[LISTED ENTRIES]
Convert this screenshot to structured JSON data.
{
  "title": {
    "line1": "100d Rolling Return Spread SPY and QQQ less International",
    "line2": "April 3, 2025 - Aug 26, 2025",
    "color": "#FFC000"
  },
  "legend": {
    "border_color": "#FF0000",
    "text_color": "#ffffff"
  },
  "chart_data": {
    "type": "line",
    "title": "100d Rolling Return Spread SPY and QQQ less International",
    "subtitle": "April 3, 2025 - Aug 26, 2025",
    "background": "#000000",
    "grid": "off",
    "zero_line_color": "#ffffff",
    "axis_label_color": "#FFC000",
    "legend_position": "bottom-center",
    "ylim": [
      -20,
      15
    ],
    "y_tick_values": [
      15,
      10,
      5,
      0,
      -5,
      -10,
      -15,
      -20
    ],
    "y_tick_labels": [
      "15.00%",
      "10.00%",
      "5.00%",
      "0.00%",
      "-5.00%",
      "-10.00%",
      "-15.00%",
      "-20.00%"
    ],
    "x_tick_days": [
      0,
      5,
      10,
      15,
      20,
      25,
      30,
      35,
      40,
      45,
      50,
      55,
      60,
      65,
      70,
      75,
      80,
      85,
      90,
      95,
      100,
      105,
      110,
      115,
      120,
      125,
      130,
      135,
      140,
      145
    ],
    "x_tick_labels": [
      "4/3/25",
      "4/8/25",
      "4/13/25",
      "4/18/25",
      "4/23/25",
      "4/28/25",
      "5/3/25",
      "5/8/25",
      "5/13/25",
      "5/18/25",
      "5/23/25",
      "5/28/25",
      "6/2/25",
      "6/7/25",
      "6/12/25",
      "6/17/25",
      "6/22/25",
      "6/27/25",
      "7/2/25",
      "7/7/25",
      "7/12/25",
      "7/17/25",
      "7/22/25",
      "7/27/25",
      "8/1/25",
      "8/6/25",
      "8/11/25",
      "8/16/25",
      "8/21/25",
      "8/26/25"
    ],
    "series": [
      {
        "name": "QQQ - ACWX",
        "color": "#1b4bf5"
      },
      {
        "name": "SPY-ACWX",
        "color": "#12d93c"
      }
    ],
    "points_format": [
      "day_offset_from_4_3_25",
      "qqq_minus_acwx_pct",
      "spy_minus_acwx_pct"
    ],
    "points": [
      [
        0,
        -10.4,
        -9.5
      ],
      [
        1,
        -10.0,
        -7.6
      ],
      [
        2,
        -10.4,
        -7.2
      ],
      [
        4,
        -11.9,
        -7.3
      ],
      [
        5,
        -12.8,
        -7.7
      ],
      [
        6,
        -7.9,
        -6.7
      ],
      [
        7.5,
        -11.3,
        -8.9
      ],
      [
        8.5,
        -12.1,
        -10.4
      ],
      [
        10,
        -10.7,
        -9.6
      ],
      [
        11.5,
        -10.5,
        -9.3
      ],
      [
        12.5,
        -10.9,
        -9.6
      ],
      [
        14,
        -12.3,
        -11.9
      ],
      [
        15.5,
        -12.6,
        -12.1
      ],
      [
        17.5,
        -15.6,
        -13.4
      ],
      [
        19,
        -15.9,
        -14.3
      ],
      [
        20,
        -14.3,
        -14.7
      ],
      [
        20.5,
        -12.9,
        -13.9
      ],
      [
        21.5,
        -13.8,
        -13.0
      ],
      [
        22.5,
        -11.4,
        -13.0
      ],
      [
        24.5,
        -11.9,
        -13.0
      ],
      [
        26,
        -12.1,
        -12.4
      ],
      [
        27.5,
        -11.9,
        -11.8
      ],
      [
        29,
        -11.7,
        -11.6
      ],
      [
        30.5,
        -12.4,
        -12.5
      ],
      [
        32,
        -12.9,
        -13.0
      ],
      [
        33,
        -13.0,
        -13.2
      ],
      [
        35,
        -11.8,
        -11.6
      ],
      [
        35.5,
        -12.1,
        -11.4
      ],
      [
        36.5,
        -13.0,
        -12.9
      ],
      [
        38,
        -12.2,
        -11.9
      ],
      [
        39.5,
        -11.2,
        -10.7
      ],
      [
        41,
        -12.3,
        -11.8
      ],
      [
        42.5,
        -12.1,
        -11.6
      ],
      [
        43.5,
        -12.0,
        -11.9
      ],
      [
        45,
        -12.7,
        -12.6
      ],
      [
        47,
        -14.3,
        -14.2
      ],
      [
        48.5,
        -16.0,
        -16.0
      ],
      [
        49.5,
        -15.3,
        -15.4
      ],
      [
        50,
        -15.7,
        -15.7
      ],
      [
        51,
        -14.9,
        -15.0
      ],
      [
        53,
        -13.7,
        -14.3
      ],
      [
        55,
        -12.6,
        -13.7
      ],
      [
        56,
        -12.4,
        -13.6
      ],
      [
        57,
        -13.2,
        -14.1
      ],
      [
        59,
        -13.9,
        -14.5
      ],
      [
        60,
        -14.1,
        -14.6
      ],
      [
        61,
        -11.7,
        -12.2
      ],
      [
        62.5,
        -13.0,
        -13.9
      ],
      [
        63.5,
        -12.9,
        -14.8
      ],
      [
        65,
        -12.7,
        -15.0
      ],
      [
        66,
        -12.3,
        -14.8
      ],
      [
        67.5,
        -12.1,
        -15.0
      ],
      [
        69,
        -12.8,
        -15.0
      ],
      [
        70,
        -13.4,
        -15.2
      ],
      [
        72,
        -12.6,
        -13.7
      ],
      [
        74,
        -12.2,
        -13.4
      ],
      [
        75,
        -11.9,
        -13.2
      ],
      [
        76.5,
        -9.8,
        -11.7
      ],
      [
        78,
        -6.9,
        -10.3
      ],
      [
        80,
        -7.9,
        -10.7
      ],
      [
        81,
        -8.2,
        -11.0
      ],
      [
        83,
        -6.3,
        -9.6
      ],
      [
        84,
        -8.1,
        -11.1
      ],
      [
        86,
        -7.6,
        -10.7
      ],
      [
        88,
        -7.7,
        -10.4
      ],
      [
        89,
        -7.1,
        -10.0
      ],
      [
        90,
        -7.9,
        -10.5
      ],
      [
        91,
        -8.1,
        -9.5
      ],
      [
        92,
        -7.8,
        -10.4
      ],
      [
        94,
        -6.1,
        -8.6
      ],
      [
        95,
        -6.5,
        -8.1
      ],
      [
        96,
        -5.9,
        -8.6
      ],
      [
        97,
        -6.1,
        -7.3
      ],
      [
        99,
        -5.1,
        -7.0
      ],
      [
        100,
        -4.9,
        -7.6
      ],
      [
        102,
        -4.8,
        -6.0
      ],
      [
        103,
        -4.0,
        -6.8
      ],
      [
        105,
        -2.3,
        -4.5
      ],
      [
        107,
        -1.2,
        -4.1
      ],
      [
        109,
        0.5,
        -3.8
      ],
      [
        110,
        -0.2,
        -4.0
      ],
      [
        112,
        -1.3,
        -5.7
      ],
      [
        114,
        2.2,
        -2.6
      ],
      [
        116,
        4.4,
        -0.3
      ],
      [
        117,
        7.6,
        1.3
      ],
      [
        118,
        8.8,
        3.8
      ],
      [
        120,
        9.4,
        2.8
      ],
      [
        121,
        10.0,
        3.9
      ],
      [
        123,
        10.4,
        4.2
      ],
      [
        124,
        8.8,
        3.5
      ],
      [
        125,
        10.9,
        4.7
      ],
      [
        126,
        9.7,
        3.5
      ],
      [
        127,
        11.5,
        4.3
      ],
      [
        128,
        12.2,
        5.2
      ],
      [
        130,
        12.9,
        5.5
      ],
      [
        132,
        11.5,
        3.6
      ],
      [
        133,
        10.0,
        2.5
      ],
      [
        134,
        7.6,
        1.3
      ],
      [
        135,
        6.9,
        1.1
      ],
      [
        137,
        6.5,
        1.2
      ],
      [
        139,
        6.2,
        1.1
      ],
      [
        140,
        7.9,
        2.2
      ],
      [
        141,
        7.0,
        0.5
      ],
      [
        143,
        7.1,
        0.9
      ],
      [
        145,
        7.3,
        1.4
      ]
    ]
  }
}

[WHAT THE EXERCISE ASKS]
Among the entries, how many lines include the word "Return"? Answer with a single number and nothing further.

[THE RESPONSE]
2